**WHAT THE EXERCISE ASKS**. The listing below is to be output in its exact form.
* * *
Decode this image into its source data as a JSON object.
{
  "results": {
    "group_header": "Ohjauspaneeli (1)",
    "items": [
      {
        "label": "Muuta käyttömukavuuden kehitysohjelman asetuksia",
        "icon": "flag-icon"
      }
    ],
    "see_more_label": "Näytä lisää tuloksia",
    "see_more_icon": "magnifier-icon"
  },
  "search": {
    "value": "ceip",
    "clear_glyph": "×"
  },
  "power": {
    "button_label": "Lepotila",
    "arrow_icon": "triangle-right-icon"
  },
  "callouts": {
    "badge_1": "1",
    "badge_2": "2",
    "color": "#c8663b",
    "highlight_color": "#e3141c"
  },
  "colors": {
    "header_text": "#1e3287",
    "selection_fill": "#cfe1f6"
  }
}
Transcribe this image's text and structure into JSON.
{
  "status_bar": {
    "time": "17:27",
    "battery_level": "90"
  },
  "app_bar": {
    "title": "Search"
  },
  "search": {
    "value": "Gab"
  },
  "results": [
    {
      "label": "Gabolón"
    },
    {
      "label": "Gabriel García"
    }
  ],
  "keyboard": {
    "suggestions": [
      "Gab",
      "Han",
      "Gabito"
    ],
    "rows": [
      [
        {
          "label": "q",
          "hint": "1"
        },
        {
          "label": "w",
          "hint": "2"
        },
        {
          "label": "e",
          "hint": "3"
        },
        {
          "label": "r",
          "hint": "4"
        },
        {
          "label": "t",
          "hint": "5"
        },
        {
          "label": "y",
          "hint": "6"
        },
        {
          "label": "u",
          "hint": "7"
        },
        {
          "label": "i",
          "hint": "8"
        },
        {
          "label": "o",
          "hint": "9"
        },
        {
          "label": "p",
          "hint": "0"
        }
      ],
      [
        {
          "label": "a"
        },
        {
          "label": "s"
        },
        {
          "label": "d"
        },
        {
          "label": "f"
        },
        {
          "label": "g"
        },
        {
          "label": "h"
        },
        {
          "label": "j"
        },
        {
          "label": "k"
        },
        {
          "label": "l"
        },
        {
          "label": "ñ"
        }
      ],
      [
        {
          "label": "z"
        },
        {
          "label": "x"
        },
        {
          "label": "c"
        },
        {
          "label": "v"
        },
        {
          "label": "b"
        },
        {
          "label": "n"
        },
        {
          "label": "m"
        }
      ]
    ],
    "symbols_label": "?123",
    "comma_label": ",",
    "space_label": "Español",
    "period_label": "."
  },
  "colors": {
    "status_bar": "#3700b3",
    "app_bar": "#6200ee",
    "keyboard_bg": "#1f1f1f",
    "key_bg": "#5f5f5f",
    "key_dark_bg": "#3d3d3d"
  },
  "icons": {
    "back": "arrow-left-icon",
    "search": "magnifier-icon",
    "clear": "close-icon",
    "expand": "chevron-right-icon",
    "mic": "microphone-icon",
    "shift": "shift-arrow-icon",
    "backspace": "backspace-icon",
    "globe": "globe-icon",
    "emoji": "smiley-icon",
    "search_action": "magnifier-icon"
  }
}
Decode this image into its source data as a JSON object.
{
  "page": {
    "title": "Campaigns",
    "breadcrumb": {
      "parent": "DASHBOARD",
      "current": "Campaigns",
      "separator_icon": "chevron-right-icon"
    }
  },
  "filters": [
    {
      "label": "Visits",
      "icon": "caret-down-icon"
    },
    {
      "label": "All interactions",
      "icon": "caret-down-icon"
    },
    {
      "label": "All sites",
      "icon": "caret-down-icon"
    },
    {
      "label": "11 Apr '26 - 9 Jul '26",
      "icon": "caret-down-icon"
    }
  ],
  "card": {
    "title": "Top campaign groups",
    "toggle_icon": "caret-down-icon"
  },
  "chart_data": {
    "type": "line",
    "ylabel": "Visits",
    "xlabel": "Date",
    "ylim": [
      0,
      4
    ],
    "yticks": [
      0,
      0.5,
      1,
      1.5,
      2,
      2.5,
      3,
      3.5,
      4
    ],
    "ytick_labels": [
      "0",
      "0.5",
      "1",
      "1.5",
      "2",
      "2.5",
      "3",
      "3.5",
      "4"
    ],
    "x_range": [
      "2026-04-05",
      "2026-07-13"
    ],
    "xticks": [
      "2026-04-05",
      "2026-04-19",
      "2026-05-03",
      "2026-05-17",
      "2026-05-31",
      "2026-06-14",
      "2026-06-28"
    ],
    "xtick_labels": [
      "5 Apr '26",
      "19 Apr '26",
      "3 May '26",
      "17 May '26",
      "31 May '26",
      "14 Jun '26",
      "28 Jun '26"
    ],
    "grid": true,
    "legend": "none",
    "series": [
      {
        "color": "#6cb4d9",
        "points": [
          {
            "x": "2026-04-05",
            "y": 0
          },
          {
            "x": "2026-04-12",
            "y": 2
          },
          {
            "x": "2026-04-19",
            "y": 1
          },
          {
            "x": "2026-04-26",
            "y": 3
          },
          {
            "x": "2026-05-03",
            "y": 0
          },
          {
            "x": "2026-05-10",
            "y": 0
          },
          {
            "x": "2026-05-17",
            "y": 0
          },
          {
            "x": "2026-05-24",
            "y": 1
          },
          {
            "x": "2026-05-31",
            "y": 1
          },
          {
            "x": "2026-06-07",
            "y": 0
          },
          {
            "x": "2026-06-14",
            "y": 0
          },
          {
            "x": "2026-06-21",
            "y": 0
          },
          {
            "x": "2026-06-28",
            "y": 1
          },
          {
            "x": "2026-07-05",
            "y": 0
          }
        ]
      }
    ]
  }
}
* * *
**THE REPLY**.
Decode this image into its source data as a JSON object.
{
  "results": {
    "group_header": "Ohjauspaneeli (1)",
    "items": [
      {
        "label": "Muuta käyttömukavuuden kehitysohjelman asetuksia",
        "icon": "flag-icon"
      }
    ],
    "see_more_label": "Näytä lisää tuloksia",
    "see_more_icon": "magnifier-icon"
  },
  "search": {
    "value": "ceip",
    "clear_glyph": "×"
  },
  "power": {
    "button_label": "Lepotila",
    "arrow_icon": "triangle-right-icon"
  },
  "callouts": {
    "badge_1": "1",
    "badge_2": "2",
    "color": "#c8663b",
    "highlight_color": "#e3141c"
  },
  "colors": {
    "header_text": "#1e3287",
    "selection_fill": "#cfe1f6"
  }
}
Transcribe this image's text and structure into JSON.
{
  "status_bar": {
    "time": "17:27",
    "battery_level": "90"
  },
  "app_bar": {
    "title": "Search"
  },
  "search": {
    "value": "Gab"
  },
  "results": [
    {
      "label": "Gabolón"
    },
    {
      "label": "Gabriel García"
    }
  ],
  "keyboard": {
    "suggestions": [
      "Gab",
      "Han",
      "Gabito"
    ],
    "rows": [
      [
        {
          "label": "q",
          "hint": "1"
        },
        {
          "label": "w",
          "hint": "2"
        },
        {
          "label": "e",
          "hint": "3"
        },
        {
          "label": "r",
          "hint": "4"
        },
        {
          "label": "t",
          "hint": "5"
        },
        {
          "label": "y",
          "hint": "6"
        },
        {
          "label": "u",
          "hint": "7"
        },
        {
          "label": "i",
          "hint": "8"
        },
        {
          "label": "o",
          "hint": "9"
        },
        {
          "label": "p",
          "hint": "0"
        }
      ],
      [
        {
          "label": "a"
        },
        {
          "label": "s"
        },
        {
          "label": "d"
        },
        {
          "label": "f"
        },
        {
          "label": "g"
        },
        {
          "label": "h"
        },
        {
          "label": "j"
        },
        {
          "label": "k"
        },
        {
          "label": "l"
        },
        {
          "label": "ñ"
        }
      ],
      [
        {
          "label": "z"
        },
        {
          "label": "x"
        },
        {
          "label": "c"
        },
        {
          "label": "v"
        },
        {
          "label": "b"
        },
        {
          "label": "n"
        },
        {
          "label": "m"
        }
      ]
    ],
    "symbols_label": "?123",
    "comma_label": ",",
    "space_label": "Español",
    "period_label": "."
  },
  "colors": {
    "status_bar": "#3700b3",
    "app_bar": "#6200ee",
    "keyboard_bg": "#1f1f1f",
    "key_bg": "#5f5f5f",
    "key_dark_bg": "#3d3d3d"
  },
  "icons": {
    "back": "arrow-left-icon",
    "search": "magnifier-icon",
    "clear": "close-icon",
    "expand": "chevron-right-icon",
    "mic": "microphone-icon",
    "shift": "shift-arrow-icon",
    "backspace": "backspace-icon",
    "globe": "globe-icon",
    "emoji": "smiley-icon",
    "search_action": "magnifier-icon"
  }
}
Decode this image into its source data as a JSON object.
{
  "page": {
    "title": "Campaigns",
    "breadcrumb": {
      "parent": "DASHBOARD",
      "current": "Campaigns",
      "separator_icon": "chevron-right-icon"
    }
  },
  "filters": [
    {
      "label": "Visits",
      "icon": "caret-down-icon"
    },
    {
      "label": "All interactions",
      "icon": "caret-down-icon"
    },
    {
      "label": "All sites",
      "icon": "caret-down-icon"
    },
    {
      "label": "11 Apr '26 - 9 Jul '26",
      "icon": "caret-down-icon"
    }
  ],
  "card": {
    "title": "Top campaign groups",
    "toggle_icon": "caret-down-icon"
  },
  "chart_data": {
    "type": "line",
    "ylabel": "Visits",
    "xlabel": "Date",
    "ylim": [
      0,
      4
    ],
    "yticks": [
      0,
      0.5,
      1,
      1.5,
      2,
      2.5,
      3,
      3.5,
      4
    ],
    "ytick_labels": [
      "0",
      "0.5",
      "1",
      "1.5",
      "2",
      "2.5",
      "3",
      "3.5",
      "4"
    ],
    "x_range": [
      "2026-04-05",
      "2026-07-13"
    ],
    "xticks": [
      "2026-04-05",
      "2026-04-19",
      "2026-05-03",
      "2026-05-17",
      "2026-05-31",
      "2026-06-14",
      "2026-06-28"
    ],
    "xtick_labels": [
      "5 Apr '26",
      "19 Apr '26",
      "3 May '26",
      "17 May '26",
      "31 May '26",
      "14 Jun '26",
      "28 Jun '26"
    ],
    "grid": true,
    "legend": "none",
    "series": [
      {
        "color": "#6cb4d9",
        "points": [
          {
            "x": "2026-04-05",
            "y": 0
          },
          {
            "x": "2026-04-12",
            "y": 2
          },
          {
            "x": "2026-04-19",
            "y": 1
          },
          {
            "x": "2026-04-26",
            "y": 3
          },
          {
            "x": "2026-05-03",
            "y": 0
          },
          {
            "x": "2026-05-10",
            "y": 0
          },
          {
            "x": "2026-05-17",
            "y": 0
          },
          {
            "x": "2026-05-24",
            "y": 1
          },
          {
            "x": "2026-05-31",
            "y": 1
          },
          {
            "x": "2026-06-07",
            "y": 0
          },
          {
            "x": "2026-06-14",
            "y": 0
          },
          {
            "x": "2026-06-21",
            "y": 0
          },
          {
            "x": "2026-06-28",
            "y": 1
          },
          {
            "x": "2026-07-05",
            "y": 0
          }
        ]
      }
    ]
  }
}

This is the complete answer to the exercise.